- [INFORMATION SHOWN]:
** begin **
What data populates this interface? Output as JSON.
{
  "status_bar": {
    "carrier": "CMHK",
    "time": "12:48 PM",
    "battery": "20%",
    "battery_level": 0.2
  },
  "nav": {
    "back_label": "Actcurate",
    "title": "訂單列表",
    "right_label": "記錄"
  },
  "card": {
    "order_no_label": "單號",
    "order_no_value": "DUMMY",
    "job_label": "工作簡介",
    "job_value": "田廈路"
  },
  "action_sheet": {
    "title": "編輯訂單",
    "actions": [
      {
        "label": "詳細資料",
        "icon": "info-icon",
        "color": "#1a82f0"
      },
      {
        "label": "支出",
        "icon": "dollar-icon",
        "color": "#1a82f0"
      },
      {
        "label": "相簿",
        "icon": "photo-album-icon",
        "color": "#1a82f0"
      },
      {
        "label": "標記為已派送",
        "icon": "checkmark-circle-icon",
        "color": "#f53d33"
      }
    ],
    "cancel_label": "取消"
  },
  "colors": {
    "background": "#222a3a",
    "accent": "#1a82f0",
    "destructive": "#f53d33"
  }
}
** end **
- [EXERCISE DESCRIPTION]: Every record should be given again exactly.

- [REPLY]:
What data populates this interface? Output as JSON.
{
  "status_bar": {
    "carrier": "CMHK",
    "time": "12:48 PM",
    "battery": "20%",
    "battery_level": 0.2
  },
  "nav": {
    "back_label": "Actcurate",
    "title": "訂單列表",
    "right_label": "記錄"
  },
  "card": {
    "order_no_label": "單號",
    "order_no_value": "DUMMY",
    "job_label": "工作簡介",
    "job_value": "田廈路"
  },
  "action_sheet": {
    "title": "編輯訂單",
    "actions": [
      {
        "label": "詳細資料",
        "icon": "info-icon",
        "color": "#1a82f0"
      },
      {
        "label": "支出",
        "icon": "dollar-icon",
        "color": "#1a82f0"
      },
      {
        "label": "相簿",
        "icon": "photo-album-icon",
        "color": "#1a82f0"
      },
      {
        "label": "標記為已派送",
        "icon": "checkmark-circle-icon",
        "color": "#f53d33"
      }
    ],
    "cancel_label": "取消"
  },
  "colors": {
    "background": "#222a3a",
    "accent": "#1a82f0",
    "destructive": "#f53d33"
  }
}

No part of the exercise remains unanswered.